— start —
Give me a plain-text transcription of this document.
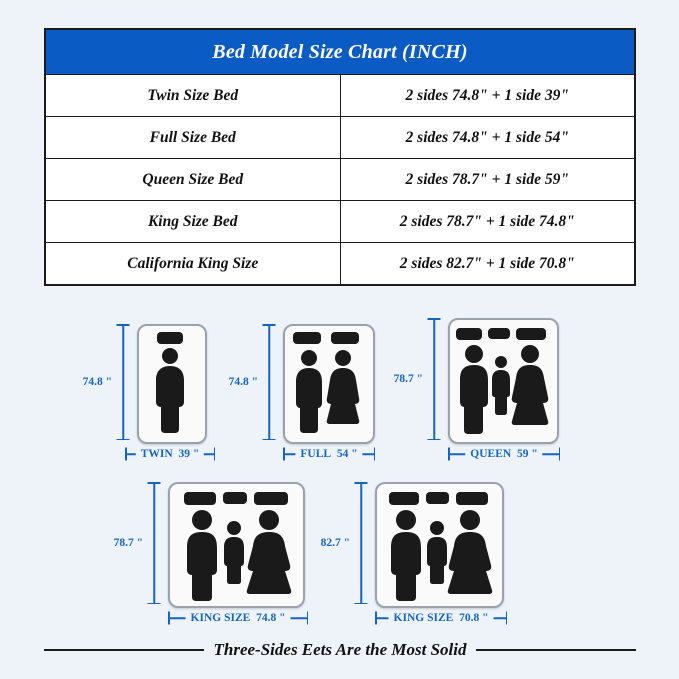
Bed Model Size Chart (INCH)	
Twin Size Bed	2 sides 74.8" + 1 side 39"
Full Size Bed	2 sides 74.8" + 1 side 54"
Queen Size Bed	2 sides 78.7" + 1 side 59"
King Size Bed	2 sides 78.7" + 1 side 74.8"
California King Size	2 sides 82.7" + 1 side 70.8"
74.8 "
TWIN 39 "
74.8 "
FULL 54 "
78.7 "
QUEEN 59 "
78.7 "
KING SIZE 74.8 "
82.7 "
KING SIZE 70.8 "
Three-Sides Eets Are the Most Solid
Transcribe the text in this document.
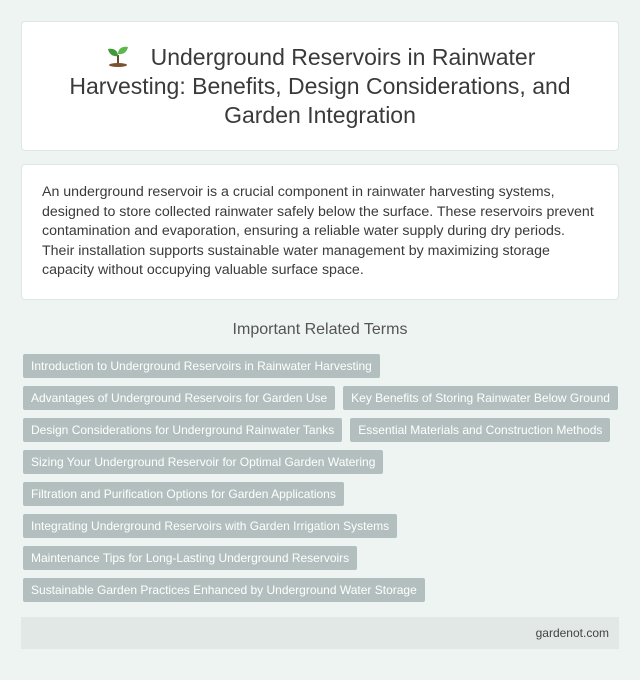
Underground Reservoirs in Rainwater Harvesting: Benefits, Design Considerations, and Garden Integration

An underground reservoir is a crucial component in rainwater harvesting systems, designed to store collected rainwater safely below the surface. These reservoirs prevent contamination and evaporation, ensuring a reliable water supply during dry periods. Their installation supports sustainable water management by maximizing storage capacity without occupying valuable surface space.

Important Related Terms
Introduction to Underground Reservoirs in Rainwater Harvesting
Advantages of Underground Reservoirs for Garden Use	Key Benefits of Storing Rainwater Below Ground
Design Considerations for Underground Rainwater Tanks	Essential Materials and Construction Methods
Sizing Your Underground Reservoir for Optimal Garden Watering
Filtration and Purification Options for Garden Applications
Integrating Underground Reservoirs with Garden Irrigation Systems
Maintenance Tips for Long-Lasting Underground Reservoirs
Sustainable Garden Practices Enhanced by Underground Water Storage
gardenot.com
— end —
The pictures should not be reproduced; quote all of the other material exactly.

Give me a plain-text transcription of this document.
Bed Model Size Chart (INCH)	
Twin Size Bed	2 sides 74.8" + 1 side 39"
Full Size Bed	2 sides 74.8" + 1 side 54"
Queen Size Bed	2 sides 78.7" + 1 side 59"
King Size Bed	2 sides 78.7" + 1 side 74.8"
California King Size	2 sides 82.7" + 1 side 70.8"
74.8 "
TWIN 39 "
74.8 "
FULL 54 "
78.7 "
QUEEN 59 "
78.7 "
KING SIZE 74.8 "
82.7 "
KING SIZE 70.8 "
Three-Sides Eets Are the Most Solid
Transcribe the text in this document.
Underground Reservoirs in Rainwater Harvesting: Benefits, Design Considerations, and Garden Integration

An underground reservoir is a crucial component in rainwater harvesting systems, designed to store collected rainwater safely below the surface. These reservoirs prevent contamination and evaporation, ensuring a reliable water supply during dry periods. Their installation supports sustainable water management by maximizing storage capacity without occupying valuable surface space.

Important Related Terms
Introduction to Underground Reservoirs in Rainwater Harvesting
Advantages of Underground Reservoirs for Garden Use	Key Benefits of Storing Rainwater Below Ground
Design Considerations for Underground Rainwater Tanks	Essential Materials and Construction Methods
Sizing Your Underground Reservoir for Optimal Garden Watering
Filtration and Purification Options for Garden Applications
Integrating Underground Reservoirs with Garden Irrigation Systems
Maintenance Tips for Long-Lasting Underground Reservoirs
Sustainable Garden Practices Enhanced by Underground Water Storage
gardenot.com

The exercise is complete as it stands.